** Request **
Collect all lines below with the string "less".

(Some records)
----

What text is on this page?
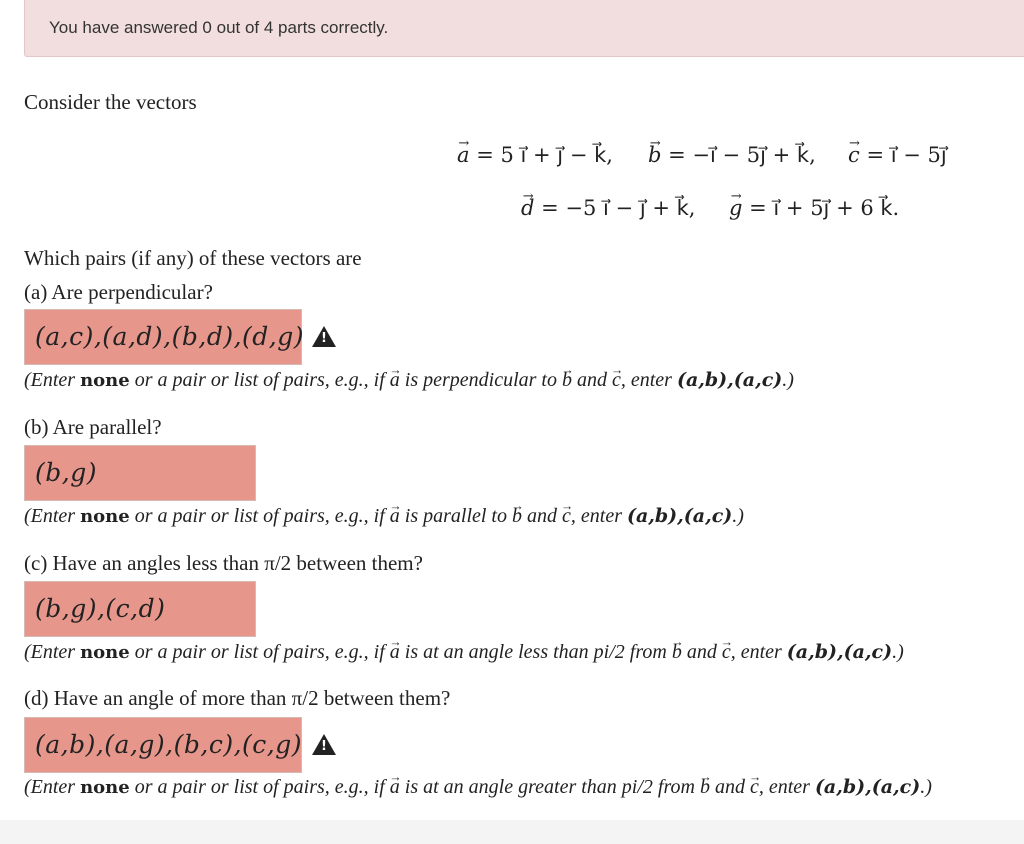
You have answered 0 out of 4 parts correctly.
Consider the vectors
→ a = 5 ı⃗ + ȷ⃗ − k⃗, → b = −ı⃗ − 5ȷ⃗ + k⃗, → c = ı⃗ − 5ȷ⃗
→ d = −5 ı⃗ − ȷ⃗ + k⃗, → g = ı⃗ + 5ȷ⃗ + 6 k⃗.
Which pairs (if any) of these vectors are
(a) Are perpendicular?
(a,c),(a,d),(b,d),(d,g)
!
(Enter none or a pair or list of pairs, e.g., if → a is perpendicular to → b and → c, enter (a,b),(a,c).)
(b) Are parallel?
(b,g)
(Enter none or a pair or list of pairs, e.g., if → a is parallel to → b and → c, enter (a,b),(a,c).)
(c) Have an angles less than π/2 between them?
(b,g),(c,d)
(Enter none or a pair or list of pairs, e.g., if → a is at an angle less than pi/2 from → b and → c, enter (a,b),(a,c).)
(d) Have an angle of more than π/2 between them?
(a,b),(a,g),(b,c),(c,g)
!
(Enter none or a pair or list of pairs, e.g., if → a is at an angle greater than pi/2 from → b and → c, enter (a,b),(a,c).)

----

** Response to the exercise **
(c) Have an angles less than π/2 between them?
(Enter none or a pair or list of pairs, e.g., if → a is at an angle less than pi/2 from → b and → c, enter (a,b),(a,c).)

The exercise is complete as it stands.